• [AIM OF THE EXERCISE]: Copy every line of the data in which the word "Hugues" occurs.

• [DATASET]:
• • • •

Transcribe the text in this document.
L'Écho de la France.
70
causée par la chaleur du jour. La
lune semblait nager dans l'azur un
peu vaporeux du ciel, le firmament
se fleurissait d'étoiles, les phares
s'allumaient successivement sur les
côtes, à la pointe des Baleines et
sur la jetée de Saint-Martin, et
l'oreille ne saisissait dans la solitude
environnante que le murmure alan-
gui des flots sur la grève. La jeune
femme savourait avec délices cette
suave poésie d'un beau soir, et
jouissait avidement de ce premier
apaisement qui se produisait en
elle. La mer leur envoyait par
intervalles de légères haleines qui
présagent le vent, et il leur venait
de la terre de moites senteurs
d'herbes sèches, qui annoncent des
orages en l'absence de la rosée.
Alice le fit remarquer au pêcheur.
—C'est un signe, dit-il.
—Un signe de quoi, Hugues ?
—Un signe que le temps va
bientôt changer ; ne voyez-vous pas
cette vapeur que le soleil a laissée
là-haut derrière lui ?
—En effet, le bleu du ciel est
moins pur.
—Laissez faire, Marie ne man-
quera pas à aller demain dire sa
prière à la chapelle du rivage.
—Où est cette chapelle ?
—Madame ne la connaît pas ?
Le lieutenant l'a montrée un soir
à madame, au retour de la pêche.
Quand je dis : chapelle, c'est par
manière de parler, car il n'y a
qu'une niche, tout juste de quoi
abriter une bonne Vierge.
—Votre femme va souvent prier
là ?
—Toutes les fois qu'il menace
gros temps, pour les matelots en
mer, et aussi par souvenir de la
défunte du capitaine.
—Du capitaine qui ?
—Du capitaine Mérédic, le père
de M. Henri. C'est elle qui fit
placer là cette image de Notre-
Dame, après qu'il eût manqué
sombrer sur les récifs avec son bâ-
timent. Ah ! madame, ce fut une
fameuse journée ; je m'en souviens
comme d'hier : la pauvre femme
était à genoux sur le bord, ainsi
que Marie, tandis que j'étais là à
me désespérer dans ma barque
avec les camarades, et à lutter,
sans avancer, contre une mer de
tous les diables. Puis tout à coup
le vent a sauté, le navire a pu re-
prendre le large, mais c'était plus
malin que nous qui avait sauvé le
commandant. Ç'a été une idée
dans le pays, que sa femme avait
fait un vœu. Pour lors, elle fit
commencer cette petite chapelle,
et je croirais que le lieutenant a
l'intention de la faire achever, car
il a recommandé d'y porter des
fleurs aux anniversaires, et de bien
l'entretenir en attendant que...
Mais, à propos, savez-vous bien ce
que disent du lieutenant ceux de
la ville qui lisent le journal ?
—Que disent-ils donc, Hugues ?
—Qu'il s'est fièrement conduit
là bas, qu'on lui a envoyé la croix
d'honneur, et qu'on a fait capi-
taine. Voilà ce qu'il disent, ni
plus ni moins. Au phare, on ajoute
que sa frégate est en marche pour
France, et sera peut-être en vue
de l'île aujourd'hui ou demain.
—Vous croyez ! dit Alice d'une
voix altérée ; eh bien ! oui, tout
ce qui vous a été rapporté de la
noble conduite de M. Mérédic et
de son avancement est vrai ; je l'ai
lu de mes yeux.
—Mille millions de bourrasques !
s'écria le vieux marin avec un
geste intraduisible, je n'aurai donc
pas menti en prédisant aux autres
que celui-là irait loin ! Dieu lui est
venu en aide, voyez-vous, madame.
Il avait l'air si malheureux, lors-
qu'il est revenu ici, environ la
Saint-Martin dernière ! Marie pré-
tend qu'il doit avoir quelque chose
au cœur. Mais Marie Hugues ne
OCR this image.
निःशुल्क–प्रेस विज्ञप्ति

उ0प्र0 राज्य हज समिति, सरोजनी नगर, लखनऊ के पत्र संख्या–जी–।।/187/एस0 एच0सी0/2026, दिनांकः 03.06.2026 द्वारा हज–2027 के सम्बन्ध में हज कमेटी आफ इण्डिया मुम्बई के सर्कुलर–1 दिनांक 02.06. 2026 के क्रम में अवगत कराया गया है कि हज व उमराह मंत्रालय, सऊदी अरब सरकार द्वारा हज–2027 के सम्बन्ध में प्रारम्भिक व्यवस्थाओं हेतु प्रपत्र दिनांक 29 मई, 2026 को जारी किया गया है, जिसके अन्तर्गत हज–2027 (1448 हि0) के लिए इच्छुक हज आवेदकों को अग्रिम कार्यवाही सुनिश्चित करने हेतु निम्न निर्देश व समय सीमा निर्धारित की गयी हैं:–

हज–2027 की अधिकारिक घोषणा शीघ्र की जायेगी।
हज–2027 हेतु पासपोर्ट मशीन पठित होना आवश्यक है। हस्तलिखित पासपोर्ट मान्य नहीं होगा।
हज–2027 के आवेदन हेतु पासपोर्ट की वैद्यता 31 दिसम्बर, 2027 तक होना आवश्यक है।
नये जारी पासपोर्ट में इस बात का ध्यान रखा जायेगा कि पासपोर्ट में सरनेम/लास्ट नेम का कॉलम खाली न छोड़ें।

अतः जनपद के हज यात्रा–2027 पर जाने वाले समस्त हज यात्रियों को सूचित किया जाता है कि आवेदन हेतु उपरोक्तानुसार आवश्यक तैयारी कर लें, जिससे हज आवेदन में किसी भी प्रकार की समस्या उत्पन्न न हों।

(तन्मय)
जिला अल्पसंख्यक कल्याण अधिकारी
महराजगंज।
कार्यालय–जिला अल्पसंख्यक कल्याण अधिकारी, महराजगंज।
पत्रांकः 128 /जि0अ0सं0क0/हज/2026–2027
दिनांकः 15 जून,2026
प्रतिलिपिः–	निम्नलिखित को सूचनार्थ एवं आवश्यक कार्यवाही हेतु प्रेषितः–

• • • •

• [REPLY TO THE EXERCISE]:
—Un signe de quoi, Hugues ?
—Que disent-ils donc, Hugues ?
au cœur. Mais Marie Hugues ne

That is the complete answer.